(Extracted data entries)
/---
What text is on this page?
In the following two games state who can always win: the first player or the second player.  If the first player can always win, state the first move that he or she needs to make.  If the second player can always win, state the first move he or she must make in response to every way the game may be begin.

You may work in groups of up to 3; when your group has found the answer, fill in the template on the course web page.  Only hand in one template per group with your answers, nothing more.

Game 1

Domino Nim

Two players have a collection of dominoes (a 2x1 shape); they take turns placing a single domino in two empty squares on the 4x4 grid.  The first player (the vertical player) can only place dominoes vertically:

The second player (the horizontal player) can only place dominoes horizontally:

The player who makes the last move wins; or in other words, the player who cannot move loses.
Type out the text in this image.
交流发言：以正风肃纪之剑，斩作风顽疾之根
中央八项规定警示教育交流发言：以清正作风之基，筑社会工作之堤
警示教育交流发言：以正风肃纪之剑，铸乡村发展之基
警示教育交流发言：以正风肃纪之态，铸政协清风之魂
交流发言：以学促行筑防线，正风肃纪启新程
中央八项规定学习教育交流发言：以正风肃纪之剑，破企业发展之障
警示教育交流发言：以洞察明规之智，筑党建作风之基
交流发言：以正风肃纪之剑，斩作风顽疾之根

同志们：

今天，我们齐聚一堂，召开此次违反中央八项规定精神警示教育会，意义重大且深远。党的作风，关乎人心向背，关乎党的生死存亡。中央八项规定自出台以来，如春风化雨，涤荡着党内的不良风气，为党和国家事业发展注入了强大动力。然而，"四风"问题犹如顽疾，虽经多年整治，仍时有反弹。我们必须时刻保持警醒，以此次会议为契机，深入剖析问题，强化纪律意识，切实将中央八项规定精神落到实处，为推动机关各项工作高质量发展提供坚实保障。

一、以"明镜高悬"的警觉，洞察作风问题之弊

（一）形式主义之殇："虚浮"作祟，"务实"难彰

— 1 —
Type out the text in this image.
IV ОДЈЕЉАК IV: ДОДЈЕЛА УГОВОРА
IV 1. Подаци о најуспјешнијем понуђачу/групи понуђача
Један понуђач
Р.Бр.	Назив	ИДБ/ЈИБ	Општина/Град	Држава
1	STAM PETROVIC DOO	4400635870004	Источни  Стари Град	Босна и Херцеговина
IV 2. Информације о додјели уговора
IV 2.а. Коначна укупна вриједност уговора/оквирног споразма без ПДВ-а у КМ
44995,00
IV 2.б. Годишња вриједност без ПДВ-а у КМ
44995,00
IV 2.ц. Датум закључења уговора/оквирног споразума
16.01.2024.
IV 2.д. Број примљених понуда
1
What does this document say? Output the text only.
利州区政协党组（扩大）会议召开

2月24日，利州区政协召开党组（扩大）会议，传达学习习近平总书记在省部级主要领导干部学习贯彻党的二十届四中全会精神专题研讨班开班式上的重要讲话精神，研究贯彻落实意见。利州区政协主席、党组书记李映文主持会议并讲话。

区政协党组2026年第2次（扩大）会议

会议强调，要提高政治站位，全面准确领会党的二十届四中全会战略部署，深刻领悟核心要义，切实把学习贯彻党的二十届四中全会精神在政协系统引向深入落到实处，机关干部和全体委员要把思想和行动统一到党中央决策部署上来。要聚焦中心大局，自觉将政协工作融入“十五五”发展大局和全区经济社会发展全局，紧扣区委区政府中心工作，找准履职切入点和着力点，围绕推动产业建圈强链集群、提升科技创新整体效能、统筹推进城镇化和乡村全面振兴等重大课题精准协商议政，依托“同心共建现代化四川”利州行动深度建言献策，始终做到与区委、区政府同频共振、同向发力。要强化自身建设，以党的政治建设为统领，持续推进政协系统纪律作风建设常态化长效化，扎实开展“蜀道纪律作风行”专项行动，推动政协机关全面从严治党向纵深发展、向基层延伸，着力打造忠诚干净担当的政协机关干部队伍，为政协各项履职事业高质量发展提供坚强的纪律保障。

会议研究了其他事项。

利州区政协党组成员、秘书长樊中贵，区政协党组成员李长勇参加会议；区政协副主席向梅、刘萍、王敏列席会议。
\---
_Brief_
Filter the entries and copy out every line with the word "second".

_Solution to the exercise_
In the following two games state who can always win: the first player or the second player.  If the first player can always win, state the first move that he or she needs to make.  If the second player can always win, state the first move he or she must make in response to every way the game may be begin.
The second player (the horizontal player) can only place dominoes horizontally:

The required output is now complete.